• _WORK REQUIRED_: The records below are to be quoted in full; please keep every word exact.

— start of THE INPUT —

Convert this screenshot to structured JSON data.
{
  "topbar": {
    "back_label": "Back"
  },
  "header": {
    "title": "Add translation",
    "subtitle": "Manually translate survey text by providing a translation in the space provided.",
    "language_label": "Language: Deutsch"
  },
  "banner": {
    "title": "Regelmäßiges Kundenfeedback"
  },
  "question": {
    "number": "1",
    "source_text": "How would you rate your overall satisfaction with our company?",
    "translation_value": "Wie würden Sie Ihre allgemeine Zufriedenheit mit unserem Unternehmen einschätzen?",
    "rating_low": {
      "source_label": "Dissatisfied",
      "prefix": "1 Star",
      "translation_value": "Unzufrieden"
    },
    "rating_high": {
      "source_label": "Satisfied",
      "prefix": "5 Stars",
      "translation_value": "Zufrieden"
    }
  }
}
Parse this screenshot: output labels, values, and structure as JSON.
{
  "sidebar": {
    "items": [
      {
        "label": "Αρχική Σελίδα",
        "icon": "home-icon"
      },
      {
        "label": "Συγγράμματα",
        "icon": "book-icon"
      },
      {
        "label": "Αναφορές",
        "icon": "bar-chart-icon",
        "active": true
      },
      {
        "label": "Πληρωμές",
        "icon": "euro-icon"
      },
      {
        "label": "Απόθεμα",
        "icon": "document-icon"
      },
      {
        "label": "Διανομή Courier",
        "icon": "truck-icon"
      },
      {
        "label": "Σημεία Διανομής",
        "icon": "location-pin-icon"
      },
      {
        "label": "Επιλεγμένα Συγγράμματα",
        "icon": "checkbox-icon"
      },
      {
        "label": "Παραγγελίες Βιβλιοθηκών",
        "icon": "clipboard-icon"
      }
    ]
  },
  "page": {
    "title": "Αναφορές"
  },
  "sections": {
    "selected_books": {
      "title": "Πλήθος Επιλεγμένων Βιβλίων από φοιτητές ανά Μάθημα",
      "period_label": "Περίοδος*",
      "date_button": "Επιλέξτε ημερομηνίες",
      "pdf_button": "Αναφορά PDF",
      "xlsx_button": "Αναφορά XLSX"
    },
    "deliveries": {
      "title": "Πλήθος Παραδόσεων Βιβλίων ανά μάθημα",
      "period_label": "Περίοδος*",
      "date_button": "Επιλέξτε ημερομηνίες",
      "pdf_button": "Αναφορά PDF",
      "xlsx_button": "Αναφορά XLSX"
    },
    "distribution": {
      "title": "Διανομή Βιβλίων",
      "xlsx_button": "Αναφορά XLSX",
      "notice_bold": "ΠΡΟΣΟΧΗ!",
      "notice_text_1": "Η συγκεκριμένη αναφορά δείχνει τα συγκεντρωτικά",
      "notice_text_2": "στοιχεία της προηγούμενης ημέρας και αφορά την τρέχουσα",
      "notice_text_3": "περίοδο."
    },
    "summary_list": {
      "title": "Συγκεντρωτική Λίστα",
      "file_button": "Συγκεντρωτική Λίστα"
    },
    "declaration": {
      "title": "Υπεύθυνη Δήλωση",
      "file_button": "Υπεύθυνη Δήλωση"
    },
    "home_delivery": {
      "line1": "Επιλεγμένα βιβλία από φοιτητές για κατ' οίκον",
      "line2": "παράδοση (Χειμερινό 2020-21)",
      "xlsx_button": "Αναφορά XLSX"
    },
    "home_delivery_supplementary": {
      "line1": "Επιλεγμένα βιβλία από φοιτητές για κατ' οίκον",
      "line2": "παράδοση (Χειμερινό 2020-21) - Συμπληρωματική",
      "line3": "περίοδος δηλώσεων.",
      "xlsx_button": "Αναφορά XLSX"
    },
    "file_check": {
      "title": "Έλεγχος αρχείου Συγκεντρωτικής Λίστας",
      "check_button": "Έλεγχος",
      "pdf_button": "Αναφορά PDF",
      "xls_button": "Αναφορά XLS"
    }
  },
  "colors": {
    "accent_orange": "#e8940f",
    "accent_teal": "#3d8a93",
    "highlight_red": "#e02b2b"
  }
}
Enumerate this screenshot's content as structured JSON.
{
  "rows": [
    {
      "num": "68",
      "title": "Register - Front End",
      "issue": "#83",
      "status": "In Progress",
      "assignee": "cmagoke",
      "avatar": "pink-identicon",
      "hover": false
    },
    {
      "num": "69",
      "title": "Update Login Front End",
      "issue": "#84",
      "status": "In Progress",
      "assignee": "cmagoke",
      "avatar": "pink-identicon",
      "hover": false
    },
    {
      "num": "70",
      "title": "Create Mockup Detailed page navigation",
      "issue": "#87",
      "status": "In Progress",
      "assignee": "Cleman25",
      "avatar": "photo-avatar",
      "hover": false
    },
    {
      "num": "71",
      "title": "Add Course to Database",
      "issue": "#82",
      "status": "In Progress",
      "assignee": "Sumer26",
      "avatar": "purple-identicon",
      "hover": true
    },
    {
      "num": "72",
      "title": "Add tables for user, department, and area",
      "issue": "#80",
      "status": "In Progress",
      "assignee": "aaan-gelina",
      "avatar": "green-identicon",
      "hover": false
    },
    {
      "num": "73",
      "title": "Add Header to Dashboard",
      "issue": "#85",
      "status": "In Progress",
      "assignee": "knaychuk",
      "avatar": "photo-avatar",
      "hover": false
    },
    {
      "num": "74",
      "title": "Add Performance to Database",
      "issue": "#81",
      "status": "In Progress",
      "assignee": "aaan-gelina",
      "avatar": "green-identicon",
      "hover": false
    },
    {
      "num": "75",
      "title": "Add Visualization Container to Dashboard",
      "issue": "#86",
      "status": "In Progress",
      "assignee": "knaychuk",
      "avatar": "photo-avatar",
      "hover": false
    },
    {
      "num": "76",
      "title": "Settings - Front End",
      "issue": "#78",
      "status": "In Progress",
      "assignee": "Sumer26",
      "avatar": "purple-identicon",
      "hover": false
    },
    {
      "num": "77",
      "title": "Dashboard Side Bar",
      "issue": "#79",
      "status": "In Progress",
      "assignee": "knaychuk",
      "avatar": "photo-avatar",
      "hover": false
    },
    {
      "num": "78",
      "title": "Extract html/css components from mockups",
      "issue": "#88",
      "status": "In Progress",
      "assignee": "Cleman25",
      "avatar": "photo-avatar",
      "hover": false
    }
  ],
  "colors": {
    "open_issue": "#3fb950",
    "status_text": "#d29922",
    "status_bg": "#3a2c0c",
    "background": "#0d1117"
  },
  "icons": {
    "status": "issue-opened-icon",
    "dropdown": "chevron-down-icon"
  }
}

— end of THE INPUT —

• _ANSWER IN FULL_:
Convert this screenshot to structured JSON data.
{
  "topbar": {
    "back_label": "Back"
  },
  "header": {
    "title": "Add translation",
    "subtitle": "Manually translate survey text by providing a translation in the space provided.",
    "language_label": "Language: Deutsch"
  },
  "banner": {
    "title": "Regelmäßiges Kundenfeedback"
  },
  "question": {
    "number": "1",
    "source_text": "How would you rate your overall satisfaction with our company?",
    "translation_value": "Wie würden Sie Ihre allgemeine Zufriedenheit mit unserem Unternehmen einschätzen?",
    "rating_low": {
      "source_label": "Dissatisfied",
      "prefix": "1 Star",
      "translation_value": "Unzufrieden"
    },
    "rating_high": {
      "source_label": "Satisfied",
      "prefix": "5 Stars",
      "translation_value": "Zufrieden"
    }
  }
}
Parse this screenshot: output labels, values, and structure as JSON.
{
  "sidebar": {
    "items": [
      {
        "label": "Αρχική Σελίδα",
        "icon": "home-icon"
      },
      {
        "label": "Συγγράμματα",
        "icon": "book-icon"
      },
      {
        "label": "Αναφορές",
        "icon": "bar-chart-icon",
        "active": true
      },
      {
        "label": "Πληρωμές",
        "icon": "euro-icon"
      },
      {
        "label": "Απόθεμα",
        "icon": "document-icon"
      },
      {
        "label": "Διανομή Courier",
        "icon": "truck-icon"
      },
      {
        "label": "Σημεία Διανομής",
        "icon": "location-pin-icon"
      },
      {
        "label": "Επιλεγμένα Συγγράμματα",
        "icon": "checkbox-icon"
      },
      {
        "label": "Παραγγελίες Βιβλιοθηκών",
        "icon": "clipboard-icon"
      }
    ]
  },
  "page": {
    "title": "Αναφορές"
  },
  "sections": {
    "selected_books": {
      "title": "Πλήθος Επιλεγμένων Βιβλίων από φοιτητές ανά Μάθημα",
      "period_label": "Περίοδος*",
      "date_button": "Επιλέξτε ημερομηνίες",
      "pdf_button": "Αναφορά PDF",
      "xlsx_button": "Αναφορά XLSX"
    },
    "deliveries": {
      "title": "Πλήθος Παραδόσεων Βιβλίων ανά μάθημα",
      "period_label": "Περίοδος*",
      "date_button": "Επιλέξτε ημερομηνίες",
      "pdf_button": "Αναφορά PDF",
      "xlsx_button": "Αναφορά XLSX"
    },
    "distribution": {
      "title": "Διανομή Βιβλίων",
      "xlsx_button": "Αναφορά XLSX",
      "notice_bold": "ΠΡΟΣΟΧΗ!",
      "notice_text_1": "Η συγκεκριμένη αναφορά δείχνει τα συγκεντρωτικά",
      "notice_text_2": "στοιχεία της προηγούμενης ημέρας και αφορά την τρέχουσα",
      "notice_text_3": "περίοδο."
    },
    "summary_list": {
      "title": "Συγκεντρωτική Λίστα",
      "file_button": "Συγκεντρωτική Λίστα"
    },
    "declaration": {
      "title": "Υπεύθυνη Δήλωση",
      "file_button": "Υπεύθυνη Δήλωση"
    },
    "home_delivery": {
      "line1": "Επιλεγμένα βιβλία από φοιτητές για κατ' οίκον",
      "line2": "παράδοση (Χειμερινό 2020-21)",
      "xlsx_button": "Αναφορά XLSX"
    },
    "home_delivery_supplementary": {
      "line1": "Επιλεγμένα βιβλία από φοιτητές για κατ' οίκον",
      "line2": "παράδοση (Χειμερινό 2020-21) - Συμπληρωματική",
      "line3": "περίοδος δηλώσεων.",
      "xlsx_button": "Αναφορά XLSX"
    },
    "file_check": {
      "title": "Έλεγχος αρχείου Συγκεντρωτικής Λίστας",
      "check_button": "Έλεγχος",
      "pdf_button": "Αναφορά PDF",
      "xls_button": "Αναφορά XLS"
    }
  },
  "colors": {
    "accent_orange": "#e8940f",
    "accent_teal": "#3d8a93",
    "highlight_red": "#e02b2b"
  }
}
Enumerate this screenshot's content as structured JSON.
{
  "rows": [
    {
      "num": "68",
      "title": "Register - Front End",
      "issue": "#83",
      "status": "In Progress",
      "assignee": "cmagoke",
      "avatar": "pink-identicon",
      "hover": false
    },
    {
      "num": "69",
      "title": "Update Login Front End",
      "issue": "#84",
      "status": "In Progress",
      "assignee": "cmagoke",
      "avatar": "pink-identicon",
      "hover": false
    },
    {
      "num": "70",
      "title": "Create Mockup Detailed page navigation",
      "issue": "#87",
      "status": "In Progress",
      "assignee": "Cleman25",
      "avatar": "photo-avatar",
      "hover": false
    },
    {
      "num": "71",
      "title": "Add Course to Database",
      "issue": "#82",
      "status": "In Progress",
      "assignee": "Sumer26",
      "avatar": "purple-identicon",
      "hover": true
    },
    {
      "num": "72",
      "title": "Add tables for user, department, and area",
      "issue": "#80",
      "status": "In Progress",
      "assignee": "aaan-gelina",
      "avatar": "green-identicon",
      "hover": false
    },
    {
      "num": "73",
      "title": "Add Header to Dashboard",
      "issue": "#85",
      "status": "In Progress",
      "assignee": "knaychuk",
      "avatar": "photo-avatar",
      "hover": false
    },
    {
      "num": "74",
      "title": "Add Performance to Database",
      "issue": "#81",
      "status": "In Progress",
      "assignee": "aaan-gelina",
      "avatar": "green-identicon",
      "hover": false
    },
    {
      "num": "75",
      "title": "Add Visualization Container to Dashboard",
      "issue": "#86",
      "status": "In Progress",
      "assignee": "knaychuk",
      "avatar": "photo-avatar",
      "hover": false
    },
    {
      "num": "76",
      "title": "Settings - Front End",
      "issue": "#78",
      "status": "In Progress",
      "assignee": "Sumer26",
      "avatar": "purple-identicon",
      "hover": false
    },
    {
      "num": "77",
      "title": "Dashboard Side Bar",
      "issue": "#79",
      "status": "In Progress",
      "assignee": "knaychuk",
      "avatar": "photo-avatar",
      "hover": false
    },
    {
      "num": "78",
      "title": "Extract html/css components from mockups",
      "issue": "#88",
      "status": "In Progress",
      "assignee": "Cleman25",
      "avatar": "photo-avatar",
      "hover": false
    }
  ],
  "colors": {
    "open_issue": "#3fb950",
    "status_text": "#d29922",
    "status_bg": "#3a2c0c",
    "background": "#0d1117"
  },
  "icons": {
    "status": "issue-opened-icon",
    "dropdown": "chevron-down-icon"
  }
}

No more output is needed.